[Data listing]
=====

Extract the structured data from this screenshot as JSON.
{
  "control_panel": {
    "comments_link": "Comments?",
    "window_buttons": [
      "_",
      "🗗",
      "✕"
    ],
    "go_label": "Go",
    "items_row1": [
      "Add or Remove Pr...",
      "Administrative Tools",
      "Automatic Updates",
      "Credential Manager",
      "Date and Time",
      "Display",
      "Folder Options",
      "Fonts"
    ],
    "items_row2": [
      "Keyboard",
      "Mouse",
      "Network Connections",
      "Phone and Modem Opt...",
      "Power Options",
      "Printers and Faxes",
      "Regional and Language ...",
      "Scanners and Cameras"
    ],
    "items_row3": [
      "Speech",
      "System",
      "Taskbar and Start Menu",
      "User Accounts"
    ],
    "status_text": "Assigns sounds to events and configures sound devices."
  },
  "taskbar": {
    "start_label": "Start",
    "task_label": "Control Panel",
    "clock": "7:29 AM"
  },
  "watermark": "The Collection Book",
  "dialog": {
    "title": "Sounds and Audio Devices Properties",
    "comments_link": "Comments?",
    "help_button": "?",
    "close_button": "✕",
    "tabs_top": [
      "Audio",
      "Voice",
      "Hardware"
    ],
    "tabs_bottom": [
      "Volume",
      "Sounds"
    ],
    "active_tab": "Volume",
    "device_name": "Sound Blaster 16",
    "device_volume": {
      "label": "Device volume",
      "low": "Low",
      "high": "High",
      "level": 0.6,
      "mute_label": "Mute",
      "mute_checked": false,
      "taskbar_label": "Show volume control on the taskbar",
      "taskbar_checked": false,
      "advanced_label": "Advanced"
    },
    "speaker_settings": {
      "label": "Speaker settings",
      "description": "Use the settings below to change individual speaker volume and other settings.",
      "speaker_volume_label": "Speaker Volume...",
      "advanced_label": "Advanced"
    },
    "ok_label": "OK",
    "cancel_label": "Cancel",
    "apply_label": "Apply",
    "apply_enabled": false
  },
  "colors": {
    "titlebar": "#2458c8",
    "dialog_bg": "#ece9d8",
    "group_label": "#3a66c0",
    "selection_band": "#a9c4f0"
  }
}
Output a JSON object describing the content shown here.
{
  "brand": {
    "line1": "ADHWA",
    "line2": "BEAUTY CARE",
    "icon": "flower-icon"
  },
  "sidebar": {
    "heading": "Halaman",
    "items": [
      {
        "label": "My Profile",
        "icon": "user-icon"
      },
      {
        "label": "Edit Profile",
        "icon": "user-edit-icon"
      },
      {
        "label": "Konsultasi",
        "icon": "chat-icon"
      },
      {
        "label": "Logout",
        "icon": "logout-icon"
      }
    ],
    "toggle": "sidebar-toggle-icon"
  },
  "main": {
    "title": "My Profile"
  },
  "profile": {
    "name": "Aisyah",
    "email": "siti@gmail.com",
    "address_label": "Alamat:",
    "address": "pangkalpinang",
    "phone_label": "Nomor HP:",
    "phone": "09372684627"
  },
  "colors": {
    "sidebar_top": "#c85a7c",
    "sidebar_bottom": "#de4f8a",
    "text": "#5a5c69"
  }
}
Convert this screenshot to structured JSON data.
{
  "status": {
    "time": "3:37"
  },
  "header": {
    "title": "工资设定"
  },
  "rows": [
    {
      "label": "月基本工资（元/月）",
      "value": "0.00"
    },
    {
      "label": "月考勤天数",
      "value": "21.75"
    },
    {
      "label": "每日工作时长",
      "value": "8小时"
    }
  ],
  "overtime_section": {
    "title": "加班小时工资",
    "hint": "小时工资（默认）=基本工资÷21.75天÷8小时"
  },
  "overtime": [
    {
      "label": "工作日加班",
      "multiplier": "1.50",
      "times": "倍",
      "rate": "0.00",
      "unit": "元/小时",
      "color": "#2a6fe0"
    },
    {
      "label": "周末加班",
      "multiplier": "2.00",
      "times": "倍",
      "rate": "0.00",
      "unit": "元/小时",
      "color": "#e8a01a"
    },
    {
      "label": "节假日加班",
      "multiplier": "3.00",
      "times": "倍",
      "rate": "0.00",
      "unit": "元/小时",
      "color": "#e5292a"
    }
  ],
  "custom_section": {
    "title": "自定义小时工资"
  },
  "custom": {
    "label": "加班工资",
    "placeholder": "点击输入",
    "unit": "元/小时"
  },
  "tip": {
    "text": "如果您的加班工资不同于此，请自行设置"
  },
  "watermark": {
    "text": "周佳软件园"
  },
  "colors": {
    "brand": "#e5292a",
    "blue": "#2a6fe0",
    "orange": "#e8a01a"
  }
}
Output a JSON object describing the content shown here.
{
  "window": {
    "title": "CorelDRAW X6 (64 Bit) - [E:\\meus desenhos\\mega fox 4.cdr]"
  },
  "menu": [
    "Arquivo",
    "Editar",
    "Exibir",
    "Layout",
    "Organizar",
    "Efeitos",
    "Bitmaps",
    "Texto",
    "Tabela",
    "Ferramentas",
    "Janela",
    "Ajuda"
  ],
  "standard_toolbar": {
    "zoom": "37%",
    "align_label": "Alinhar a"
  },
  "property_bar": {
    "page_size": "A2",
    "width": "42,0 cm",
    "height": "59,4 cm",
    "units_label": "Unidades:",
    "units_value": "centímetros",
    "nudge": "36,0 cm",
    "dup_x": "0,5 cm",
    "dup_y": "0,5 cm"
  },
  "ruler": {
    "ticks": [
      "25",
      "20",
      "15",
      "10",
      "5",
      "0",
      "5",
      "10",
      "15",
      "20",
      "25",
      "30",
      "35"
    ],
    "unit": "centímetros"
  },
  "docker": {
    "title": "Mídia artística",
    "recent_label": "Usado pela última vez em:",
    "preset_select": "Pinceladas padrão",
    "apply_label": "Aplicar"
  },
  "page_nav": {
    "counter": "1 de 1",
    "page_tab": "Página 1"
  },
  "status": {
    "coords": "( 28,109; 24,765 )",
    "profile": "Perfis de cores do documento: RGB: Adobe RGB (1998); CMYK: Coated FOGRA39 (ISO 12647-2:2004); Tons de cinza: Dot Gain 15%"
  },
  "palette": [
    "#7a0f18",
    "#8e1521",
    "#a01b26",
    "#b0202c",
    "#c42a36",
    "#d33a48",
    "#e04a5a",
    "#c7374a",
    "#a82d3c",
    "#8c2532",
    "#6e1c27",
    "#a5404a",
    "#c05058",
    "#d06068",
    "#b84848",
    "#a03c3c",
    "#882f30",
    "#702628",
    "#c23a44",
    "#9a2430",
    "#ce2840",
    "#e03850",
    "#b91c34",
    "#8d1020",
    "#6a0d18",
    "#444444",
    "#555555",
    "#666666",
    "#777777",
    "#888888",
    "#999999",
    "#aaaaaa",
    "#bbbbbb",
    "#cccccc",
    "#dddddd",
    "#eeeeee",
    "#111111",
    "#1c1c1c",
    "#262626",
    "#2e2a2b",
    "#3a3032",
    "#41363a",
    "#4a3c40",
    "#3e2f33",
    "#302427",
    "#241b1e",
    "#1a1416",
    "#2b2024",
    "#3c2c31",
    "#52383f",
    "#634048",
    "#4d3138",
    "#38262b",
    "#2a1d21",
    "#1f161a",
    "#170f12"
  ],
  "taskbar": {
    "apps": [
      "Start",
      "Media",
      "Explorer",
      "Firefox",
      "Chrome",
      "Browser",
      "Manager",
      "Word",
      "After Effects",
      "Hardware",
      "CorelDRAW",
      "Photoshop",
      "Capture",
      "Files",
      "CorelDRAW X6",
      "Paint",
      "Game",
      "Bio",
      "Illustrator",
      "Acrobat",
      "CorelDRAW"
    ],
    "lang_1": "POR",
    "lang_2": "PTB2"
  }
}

=====

* **Request**
Report the number of lines above containing the word "this", with no other text.

* **Exercise answer**
2